▶ _WRITTEN INSTRUCTION_
Pull each line holding "并标在试卷的相应位置" out of the entries below.

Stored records

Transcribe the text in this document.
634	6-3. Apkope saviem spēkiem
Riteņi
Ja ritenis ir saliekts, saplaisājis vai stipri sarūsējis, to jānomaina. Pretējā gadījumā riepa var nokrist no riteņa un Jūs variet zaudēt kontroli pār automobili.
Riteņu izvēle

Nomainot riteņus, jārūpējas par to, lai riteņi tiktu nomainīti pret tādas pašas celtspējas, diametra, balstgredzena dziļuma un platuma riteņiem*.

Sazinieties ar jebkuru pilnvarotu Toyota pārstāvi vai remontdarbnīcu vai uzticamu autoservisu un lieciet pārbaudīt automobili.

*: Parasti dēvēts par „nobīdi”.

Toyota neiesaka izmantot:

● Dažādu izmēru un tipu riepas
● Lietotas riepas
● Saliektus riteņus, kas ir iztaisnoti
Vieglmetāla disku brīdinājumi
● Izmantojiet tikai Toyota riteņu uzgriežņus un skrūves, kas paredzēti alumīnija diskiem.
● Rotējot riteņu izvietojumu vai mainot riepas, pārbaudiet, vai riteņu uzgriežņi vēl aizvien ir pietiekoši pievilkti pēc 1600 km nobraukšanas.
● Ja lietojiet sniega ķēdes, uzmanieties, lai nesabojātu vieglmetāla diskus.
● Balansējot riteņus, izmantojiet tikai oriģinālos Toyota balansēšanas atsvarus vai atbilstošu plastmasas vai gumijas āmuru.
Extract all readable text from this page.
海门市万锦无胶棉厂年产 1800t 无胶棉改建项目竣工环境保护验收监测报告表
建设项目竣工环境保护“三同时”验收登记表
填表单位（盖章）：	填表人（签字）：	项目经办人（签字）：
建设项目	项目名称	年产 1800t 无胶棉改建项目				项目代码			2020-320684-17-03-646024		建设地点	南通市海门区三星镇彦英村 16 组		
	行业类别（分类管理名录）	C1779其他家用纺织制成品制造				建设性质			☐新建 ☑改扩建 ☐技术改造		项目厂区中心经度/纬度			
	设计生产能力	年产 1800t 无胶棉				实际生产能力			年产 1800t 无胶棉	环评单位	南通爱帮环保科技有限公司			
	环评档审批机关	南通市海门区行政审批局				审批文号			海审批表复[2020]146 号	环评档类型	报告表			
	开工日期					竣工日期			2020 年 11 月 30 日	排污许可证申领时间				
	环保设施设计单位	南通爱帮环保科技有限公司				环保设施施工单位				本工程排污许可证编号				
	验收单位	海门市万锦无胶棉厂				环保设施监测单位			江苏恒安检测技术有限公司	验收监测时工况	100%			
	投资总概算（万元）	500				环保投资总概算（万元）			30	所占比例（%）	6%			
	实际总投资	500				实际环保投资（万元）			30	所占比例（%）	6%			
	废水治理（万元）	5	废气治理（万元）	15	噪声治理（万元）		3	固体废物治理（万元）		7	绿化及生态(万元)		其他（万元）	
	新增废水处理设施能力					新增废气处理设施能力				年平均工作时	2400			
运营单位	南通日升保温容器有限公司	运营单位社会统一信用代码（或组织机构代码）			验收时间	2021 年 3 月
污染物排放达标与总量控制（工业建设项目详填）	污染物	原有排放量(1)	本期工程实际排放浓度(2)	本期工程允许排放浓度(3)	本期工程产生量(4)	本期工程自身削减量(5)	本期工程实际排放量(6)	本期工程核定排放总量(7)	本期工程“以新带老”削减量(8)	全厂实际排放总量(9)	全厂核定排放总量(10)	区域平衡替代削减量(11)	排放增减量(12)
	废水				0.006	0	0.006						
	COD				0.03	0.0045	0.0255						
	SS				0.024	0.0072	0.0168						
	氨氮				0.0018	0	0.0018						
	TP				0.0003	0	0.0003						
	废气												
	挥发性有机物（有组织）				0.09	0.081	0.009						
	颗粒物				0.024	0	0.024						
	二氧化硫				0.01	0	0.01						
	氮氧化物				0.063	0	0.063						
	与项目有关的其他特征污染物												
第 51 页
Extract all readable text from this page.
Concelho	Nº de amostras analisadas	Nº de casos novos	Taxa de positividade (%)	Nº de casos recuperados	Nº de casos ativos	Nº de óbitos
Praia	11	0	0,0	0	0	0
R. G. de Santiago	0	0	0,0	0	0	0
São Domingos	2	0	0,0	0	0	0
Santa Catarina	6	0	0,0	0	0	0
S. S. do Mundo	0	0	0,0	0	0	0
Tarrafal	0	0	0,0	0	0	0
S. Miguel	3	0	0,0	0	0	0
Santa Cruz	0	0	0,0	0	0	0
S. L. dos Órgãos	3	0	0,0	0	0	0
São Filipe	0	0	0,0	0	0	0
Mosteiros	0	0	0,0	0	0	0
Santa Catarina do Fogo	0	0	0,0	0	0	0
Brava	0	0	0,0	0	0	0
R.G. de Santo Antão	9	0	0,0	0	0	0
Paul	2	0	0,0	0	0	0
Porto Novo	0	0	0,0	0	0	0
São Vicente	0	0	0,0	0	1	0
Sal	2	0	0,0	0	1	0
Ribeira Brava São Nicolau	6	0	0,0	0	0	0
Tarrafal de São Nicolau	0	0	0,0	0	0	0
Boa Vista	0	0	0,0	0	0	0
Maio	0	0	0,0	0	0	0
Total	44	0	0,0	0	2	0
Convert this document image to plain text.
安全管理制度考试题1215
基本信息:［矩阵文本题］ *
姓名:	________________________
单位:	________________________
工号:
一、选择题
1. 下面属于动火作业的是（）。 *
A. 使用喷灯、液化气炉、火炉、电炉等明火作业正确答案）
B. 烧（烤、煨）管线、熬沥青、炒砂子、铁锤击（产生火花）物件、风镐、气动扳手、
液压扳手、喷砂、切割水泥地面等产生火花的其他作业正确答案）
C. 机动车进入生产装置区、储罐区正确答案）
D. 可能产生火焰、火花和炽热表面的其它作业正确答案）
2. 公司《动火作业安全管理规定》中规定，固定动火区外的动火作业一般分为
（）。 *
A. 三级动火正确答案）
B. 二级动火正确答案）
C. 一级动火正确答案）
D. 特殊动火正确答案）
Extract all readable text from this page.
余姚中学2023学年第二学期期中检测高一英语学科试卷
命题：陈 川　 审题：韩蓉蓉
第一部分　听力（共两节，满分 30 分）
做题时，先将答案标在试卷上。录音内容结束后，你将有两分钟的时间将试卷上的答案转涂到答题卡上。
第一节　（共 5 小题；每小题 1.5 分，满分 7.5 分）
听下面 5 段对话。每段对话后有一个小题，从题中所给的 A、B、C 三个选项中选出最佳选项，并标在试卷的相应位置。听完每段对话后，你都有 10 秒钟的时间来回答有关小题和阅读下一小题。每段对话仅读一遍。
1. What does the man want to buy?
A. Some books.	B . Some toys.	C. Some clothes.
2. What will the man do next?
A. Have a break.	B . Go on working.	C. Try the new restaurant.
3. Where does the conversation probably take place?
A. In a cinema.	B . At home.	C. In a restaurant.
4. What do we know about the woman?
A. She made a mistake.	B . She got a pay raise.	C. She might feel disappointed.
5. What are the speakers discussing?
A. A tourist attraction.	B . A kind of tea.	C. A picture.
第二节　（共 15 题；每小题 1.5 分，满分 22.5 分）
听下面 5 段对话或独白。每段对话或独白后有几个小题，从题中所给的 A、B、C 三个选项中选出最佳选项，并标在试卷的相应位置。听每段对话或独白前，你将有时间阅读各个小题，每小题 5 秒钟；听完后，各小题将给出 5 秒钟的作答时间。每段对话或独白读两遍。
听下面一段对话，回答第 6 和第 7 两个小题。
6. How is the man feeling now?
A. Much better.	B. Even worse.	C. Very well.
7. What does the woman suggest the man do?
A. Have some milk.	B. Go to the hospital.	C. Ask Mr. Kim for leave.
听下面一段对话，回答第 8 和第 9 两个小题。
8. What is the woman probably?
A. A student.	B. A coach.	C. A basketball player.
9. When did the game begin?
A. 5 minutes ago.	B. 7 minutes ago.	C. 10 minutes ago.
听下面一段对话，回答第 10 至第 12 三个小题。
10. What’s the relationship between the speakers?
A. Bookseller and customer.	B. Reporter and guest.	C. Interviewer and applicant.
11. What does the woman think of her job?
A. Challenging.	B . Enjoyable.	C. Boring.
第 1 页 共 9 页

▶ _THE ANSWER_
听下面 5 段对话。每段对话后有一个小题，从题中所给的 A、B、C 三个选项中选出最佳选项，并标在试卷的相应位置。听完每段对话后，你都有 10 秒钟的时间来回答有关小题和阅读下一小题。每段对话仅读一遍。
听下面 5 段对话或独白。每段对话或独白后有几个小题，从题中所给的 A、B、C 三个选项中选出最佳选项，并标在试卷的相应位置。听每段对话或独白前，你将有时间阅读各个小题，每小题 5 秒钟；听完后，各小题将给出 5 秒钟的作答时间。每段对话或独白读两遍。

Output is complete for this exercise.